<<<<

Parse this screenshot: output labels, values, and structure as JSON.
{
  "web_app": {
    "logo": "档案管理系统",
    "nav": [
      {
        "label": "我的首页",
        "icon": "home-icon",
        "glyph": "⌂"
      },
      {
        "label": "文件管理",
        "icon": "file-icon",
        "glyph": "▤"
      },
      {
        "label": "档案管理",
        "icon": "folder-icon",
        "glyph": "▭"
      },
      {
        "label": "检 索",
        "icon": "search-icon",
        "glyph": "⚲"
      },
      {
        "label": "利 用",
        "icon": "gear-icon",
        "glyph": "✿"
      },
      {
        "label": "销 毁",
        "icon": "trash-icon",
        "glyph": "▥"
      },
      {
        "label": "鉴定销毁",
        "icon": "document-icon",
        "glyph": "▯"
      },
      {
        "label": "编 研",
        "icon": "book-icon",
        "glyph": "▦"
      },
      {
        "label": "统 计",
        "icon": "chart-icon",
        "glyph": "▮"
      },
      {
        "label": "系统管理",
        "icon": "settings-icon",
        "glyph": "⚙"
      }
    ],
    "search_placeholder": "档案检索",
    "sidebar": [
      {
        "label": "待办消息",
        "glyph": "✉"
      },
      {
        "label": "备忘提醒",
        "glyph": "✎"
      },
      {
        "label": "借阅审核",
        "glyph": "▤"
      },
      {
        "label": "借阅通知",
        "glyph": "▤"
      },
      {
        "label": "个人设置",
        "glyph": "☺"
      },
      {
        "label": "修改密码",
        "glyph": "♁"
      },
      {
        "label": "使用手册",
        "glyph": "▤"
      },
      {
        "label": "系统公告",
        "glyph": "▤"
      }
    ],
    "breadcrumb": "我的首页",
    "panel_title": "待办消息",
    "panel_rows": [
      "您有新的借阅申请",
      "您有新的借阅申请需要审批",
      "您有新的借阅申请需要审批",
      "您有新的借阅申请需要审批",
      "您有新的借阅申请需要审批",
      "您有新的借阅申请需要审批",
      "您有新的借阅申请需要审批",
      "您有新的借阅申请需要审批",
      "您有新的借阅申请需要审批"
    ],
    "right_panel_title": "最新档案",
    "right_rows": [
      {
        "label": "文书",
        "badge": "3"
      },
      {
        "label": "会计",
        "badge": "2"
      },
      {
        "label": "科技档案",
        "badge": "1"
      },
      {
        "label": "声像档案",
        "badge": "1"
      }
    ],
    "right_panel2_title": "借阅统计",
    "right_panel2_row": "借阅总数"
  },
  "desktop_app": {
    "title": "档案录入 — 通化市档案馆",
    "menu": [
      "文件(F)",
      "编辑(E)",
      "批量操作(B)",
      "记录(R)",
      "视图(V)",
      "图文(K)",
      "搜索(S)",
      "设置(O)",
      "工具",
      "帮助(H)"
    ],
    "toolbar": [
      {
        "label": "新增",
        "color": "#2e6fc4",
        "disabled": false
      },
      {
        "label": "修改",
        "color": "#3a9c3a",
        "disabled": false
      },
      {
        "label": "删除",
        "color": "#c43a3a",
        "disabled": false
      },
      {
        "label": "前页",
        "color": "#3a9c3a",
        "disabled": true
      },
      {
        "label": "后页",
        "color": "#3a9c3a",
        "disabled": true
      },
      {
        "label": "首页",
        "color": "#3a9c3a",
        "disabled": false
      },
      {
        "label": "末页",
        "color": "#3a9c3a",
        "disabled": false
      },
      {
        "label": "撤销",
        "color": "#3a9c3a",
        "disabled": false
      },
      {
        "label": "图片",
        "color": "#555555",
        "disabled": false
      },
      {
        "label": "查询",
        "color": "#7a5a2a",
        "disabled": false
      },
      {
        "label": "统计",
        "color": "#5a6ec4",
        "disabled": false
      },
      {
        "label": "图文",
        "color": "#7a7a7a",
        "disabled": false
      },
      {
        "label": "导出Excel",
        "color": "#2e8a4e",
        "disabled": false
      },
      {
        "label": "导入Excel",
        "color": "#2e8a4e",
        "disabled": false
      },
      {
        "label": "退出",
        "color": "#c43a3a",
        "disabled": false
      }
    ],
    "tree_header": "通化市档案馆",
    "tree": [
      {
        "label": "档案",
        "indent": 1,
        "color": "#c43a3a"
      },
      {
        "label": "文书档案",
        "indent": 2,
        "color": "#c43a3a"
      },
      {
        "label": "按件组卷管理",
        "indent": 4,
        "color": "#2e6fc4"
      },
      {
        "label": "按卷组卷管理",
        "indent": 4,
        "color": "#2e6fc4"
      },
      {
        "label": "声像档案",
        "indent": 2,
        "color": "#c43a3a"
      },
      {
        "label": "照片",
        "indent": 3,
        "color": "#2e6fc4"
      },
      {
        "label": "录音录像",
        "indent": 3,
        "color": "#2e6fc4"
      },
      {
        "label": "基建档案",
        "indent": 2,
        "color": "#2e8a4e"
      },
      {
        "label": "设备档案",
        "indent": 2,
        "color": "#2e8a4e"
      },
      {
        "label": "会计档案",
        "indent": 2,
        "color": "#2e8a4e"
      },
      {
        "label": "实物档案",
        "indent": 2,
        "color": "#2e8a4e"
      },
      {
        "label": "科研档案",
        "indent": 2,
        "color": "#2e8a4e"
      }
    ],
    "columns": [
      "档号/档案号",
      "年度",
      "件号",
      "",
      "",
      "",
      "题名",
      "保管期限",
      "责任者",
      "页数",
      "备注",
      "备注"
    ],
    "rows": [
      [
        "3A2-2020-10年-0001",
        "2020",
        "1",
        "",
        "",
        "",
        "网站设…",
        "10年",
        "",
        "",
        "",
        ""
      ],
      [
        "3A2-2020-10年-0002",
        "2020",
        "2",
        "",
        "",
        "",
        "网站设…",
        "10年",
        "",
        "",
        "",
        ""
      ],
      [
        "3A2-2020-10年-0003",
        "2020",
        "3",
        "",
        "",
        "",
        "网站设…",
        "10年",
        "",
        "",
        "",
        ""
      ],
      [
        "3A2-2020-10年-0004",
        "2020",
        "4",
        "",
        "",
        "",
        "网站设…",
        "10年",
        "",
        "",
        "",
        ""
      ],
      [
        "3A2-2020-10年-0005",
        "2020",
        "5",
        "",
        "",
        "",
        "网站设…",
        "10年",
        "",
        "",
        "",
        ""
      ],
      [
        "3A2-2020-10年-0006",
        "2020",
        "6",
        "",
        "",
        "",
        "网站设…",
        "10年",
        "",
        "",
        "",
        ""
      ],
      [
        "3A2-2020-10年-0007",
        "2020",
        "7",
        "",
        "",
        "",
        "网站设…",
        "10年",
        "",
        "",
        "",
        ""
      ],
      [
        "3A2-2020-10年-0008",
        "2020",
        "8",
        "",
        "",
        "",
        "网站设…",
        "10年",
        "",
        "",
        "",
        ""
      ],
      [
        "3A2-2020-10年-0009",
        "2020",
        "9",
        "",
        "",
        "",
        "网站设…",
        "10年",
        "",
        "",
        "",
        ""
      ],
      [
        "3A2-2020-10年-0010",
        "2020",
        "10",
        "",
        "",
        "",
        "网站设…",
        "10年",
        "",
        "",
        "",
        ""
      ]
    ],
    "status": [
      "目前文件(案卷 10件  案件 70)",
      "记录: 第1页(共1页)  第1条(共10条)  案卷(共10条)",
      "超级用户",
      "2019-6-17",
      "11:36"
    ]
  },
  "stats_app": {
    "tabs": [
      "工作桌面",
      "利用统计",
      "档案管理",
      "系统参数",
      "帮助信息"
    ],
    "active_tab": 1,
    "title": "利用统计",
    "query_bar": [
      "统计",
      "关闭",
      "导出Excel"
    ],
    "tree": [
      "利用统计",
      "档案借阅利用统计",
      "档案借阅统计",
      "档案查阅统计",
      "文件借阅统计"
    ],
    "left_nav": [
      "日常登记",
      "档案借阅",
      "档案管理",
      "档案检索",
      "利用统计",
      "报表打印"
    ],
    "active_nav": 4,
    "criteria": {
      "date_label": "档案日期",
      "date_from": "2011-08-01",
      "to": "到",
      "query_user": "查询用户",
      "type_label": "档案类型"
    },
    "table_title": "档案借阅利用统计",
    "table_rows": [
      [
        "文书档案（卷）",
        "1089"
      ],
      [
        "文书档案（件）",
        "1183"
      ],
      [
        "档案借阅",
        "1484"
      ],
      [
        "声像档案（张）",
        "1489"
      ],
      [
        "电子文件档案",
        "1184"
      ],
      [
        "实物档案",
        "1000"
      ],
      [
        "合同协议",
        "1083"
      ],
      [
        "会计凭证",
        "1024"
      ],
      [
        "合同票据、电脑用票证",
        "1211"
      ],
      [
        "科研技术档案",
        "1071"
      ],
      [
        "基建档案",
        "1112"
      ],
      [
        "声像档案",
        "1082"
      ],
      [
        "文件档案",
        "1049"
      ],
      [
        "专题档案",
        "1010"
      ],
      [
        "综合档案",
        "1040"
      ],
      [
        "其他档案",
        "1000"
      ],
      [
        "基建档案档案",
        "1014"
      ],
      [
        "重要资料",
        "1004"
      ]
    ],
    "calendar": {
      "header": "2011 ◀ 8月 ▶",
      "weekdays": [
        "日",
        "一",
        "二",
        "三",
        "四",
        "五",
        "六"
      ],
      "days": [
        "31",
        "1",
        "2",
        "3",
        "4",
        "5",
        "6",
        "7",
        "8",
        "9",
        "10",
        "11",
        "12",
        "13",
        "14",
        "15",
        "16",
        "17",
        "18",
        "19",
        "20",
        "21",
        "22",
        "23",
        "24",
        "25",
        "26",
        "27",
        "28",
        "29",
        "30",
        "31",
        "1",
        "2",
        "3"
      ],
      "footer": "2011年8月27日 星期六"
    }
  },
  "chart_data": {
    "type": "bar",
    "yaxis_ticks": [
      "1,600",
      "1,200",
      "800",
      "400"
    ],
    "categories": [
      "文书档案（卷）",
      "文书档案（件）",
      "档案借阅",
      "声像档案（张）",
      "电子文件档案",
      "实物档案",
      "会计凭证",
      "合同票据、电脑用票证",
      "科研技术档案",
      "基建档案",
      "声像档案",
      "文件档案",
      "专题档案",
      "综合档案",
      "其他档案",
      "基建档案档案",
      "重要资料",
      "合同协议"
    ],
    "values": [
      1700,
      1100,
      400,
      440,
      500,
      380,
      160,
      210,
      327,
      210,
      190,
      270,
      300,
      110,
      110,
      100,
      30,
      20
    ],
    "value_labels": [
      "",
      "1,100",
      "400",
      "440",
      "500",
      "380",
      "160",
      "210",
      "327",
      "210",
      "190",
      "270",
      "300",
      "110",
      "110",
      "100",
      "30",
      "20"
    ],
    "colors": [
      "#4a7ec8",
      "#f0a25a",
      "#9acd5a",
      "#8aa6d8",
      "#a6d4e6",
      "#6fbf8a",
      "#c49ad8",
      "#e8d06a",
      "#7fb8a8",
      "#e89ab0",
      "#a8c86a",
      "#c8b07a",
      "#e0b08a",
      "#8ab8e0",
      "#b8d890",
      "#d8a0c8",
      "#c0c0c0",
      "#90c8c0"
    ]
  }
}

>>>>

:: WRITTEN TASK ::
Copy out every line holding the string "通化市档案馆".

:: OUTPUT OF THE TASK ::
    "title": "档案录入 — 通化市档案馆",
    "tree_header": "通化市档案馆",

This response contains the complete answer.